- **YOUR OBJECTIVE**: Below is a listing. Gather each line of it that contains "name".

- **LISTED RECORDS**:
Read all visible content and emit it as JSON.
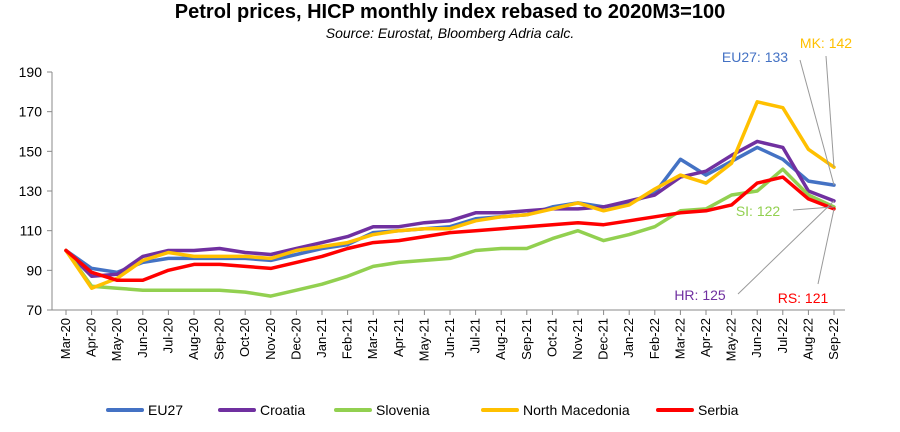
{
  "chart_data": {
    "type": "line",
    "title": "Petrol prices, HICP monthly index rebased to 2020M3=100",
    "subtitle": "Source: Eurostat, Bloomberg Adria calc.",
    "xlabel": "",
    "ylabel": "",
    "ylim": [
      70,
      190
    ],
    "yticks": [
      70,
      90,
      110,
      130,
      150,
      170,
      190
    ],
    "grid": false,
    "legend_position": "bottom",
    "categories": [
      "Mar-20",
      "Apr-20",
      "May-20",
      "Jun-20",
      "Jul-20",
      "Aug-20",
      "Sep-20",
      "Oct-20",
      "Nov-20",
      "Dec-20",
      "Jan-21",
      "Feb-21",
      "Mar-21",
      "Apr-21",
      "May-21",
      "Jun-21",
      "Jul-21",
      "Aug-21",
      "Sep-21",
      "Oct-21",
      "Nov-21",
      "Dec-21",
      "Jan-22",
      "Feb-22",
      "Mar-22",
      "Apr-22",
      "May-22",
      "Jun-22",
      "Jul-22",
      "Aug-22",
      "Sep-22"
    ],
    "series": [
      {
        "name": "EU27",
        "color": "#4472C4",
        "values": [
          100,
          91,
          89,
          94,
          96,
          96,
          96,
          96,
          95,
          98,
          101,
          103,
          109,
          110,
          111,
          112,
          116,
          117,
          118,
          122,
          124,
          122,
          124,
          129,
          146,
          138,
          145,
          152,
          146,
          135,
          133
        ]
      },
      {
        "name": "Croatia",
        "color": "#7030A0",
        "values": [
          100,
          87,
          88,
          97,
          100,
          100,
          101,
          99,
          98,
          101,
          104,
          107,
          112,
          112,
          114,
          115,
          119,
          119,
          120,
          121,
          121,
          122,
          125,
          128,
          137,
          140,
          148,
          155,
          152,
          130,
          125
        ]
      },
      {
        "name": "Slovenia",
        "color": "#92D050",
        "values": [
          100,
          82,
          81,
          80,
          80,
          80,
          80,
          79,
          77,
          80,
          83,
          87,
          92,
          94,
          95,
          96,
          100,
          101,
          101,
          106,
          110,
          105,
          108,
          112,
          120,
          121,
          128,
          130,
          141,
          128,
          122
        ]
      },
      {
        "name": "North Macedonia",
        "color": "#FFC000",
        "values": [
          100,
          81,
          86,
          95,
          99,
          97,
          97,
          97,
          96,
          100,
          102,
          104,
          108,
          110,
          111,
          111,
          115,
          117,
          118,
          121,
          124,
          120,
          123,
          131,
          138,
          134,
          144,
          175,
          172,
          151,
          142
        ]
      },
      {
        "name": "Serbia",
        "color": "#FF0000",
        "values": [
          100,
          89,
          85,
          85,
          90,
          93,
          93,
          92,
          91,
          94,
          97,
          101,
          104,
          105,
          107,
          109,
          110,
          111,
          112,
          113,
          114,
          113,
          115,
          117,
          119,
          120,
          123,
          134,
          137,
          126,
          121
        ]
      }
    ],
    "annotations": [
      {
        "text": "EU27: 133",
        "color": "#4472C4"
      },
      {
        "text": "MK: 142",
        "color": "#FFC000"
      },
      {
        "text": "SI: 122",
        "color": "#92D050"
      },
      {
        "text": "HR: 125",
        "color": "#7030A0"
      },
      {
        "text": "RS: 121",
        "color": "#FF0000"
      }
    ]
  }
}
* * *
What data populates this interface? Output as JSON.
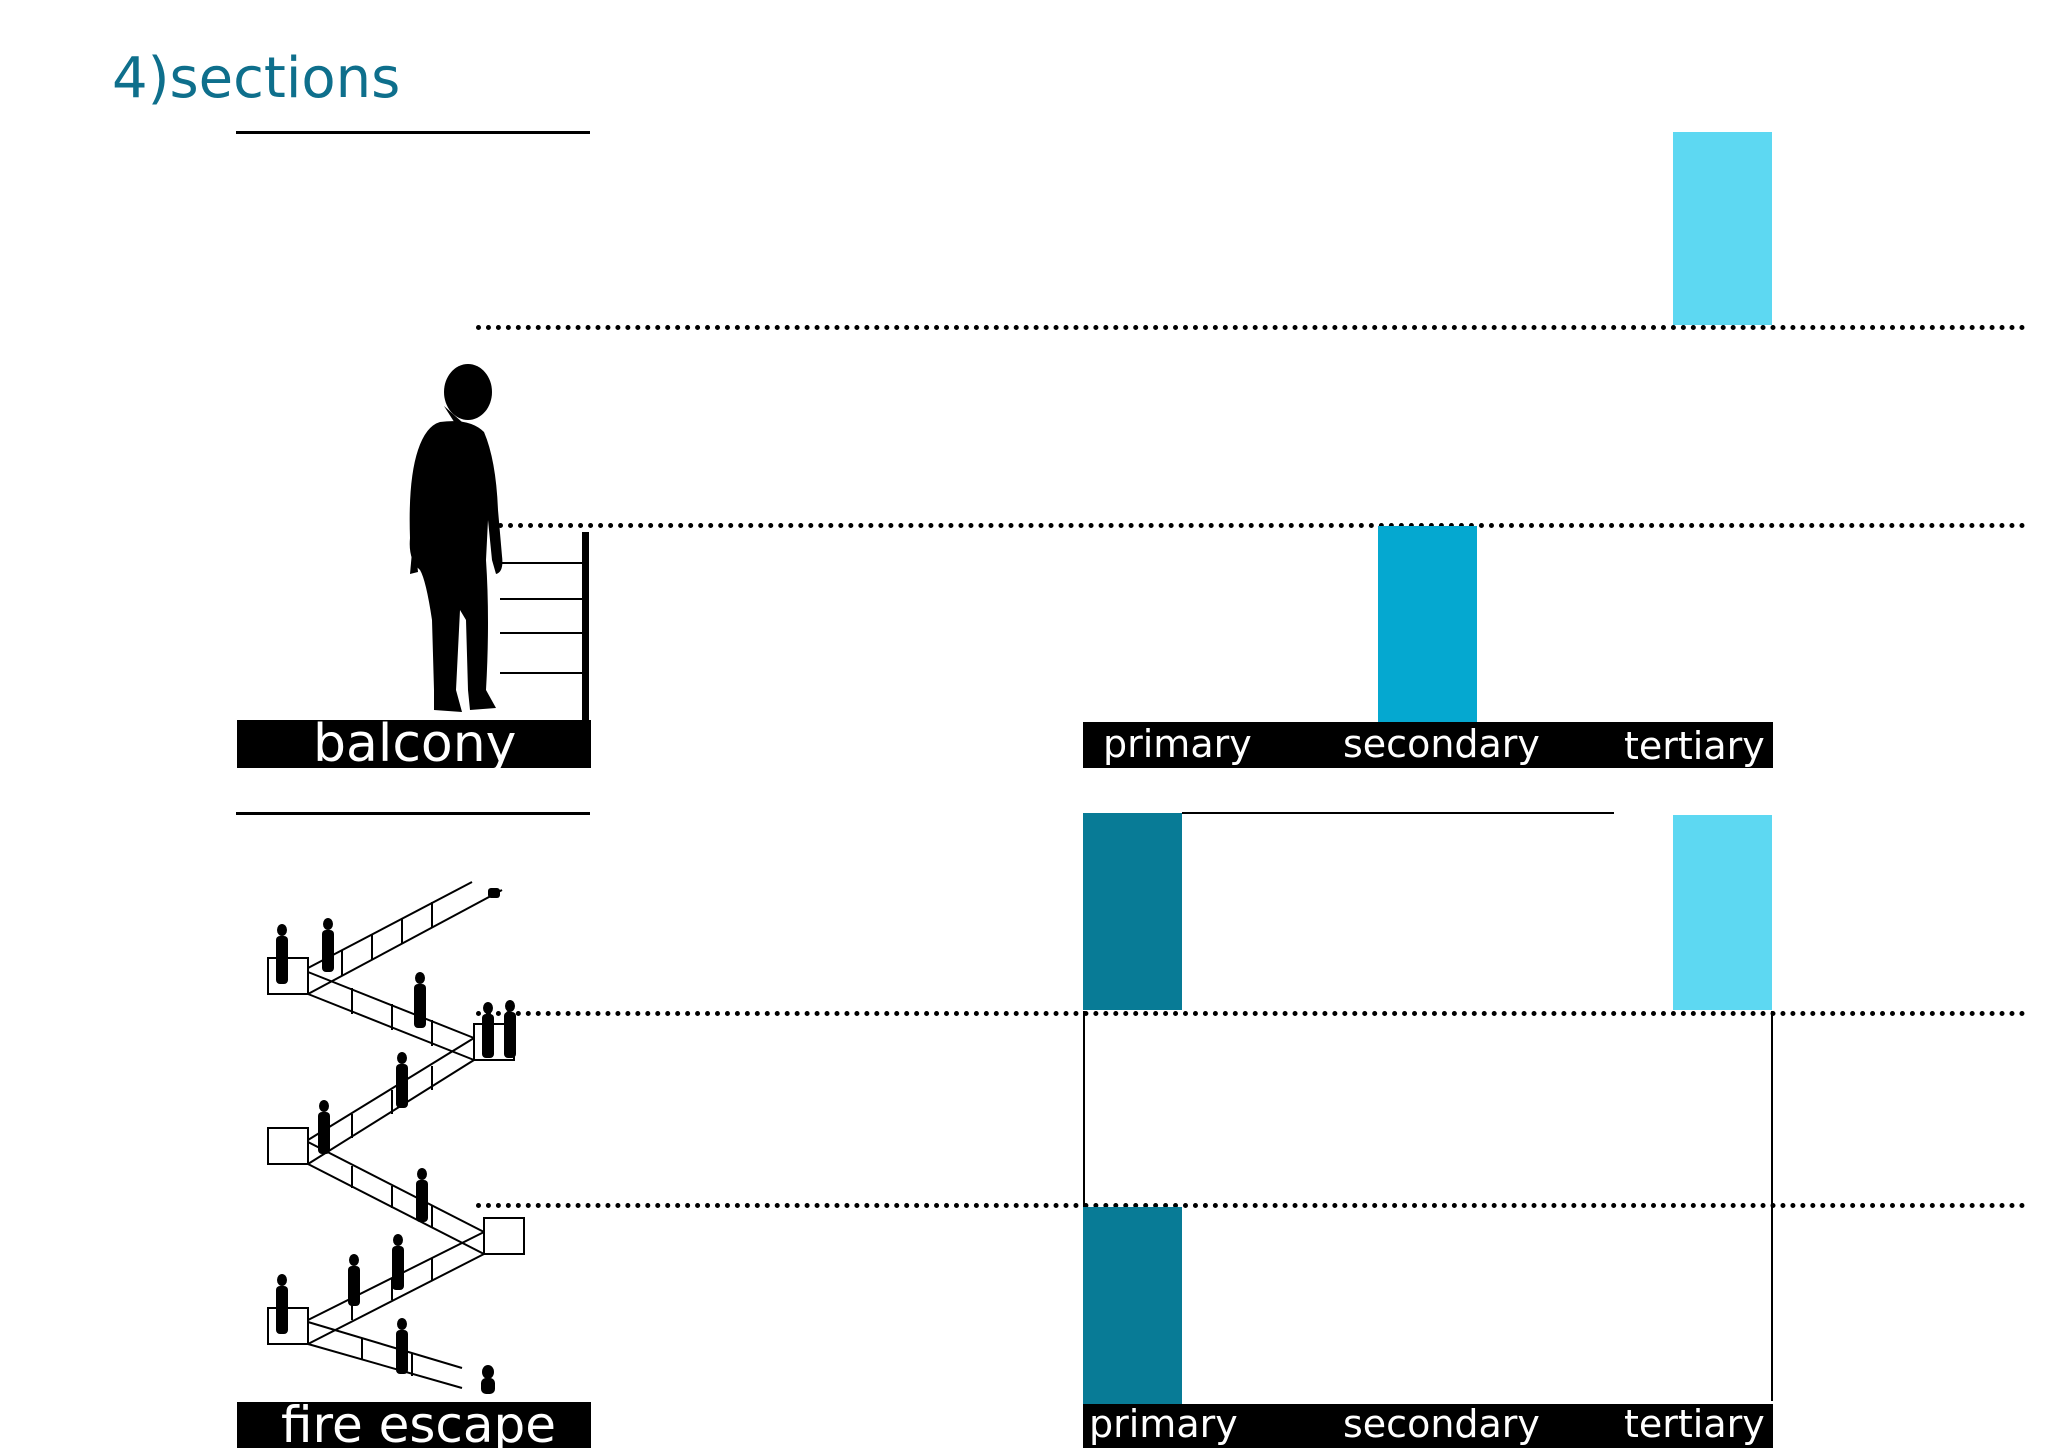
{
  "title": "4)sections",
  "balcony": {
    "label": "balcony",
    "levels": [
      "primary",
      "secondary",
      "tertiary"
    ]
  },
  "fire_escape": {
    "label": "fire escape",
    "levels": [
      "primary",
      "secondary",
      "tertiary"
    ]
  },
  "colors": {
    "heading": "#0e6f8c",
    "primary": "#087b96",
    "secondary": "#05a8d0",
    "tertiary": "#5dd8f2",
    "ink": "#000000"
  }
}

- **OUTPUT**:
        "name": "EU27",
        "name": "Croatia",
        "name": "Slovenia",
        "name": "North Macedonia",
        "name": "Serbia",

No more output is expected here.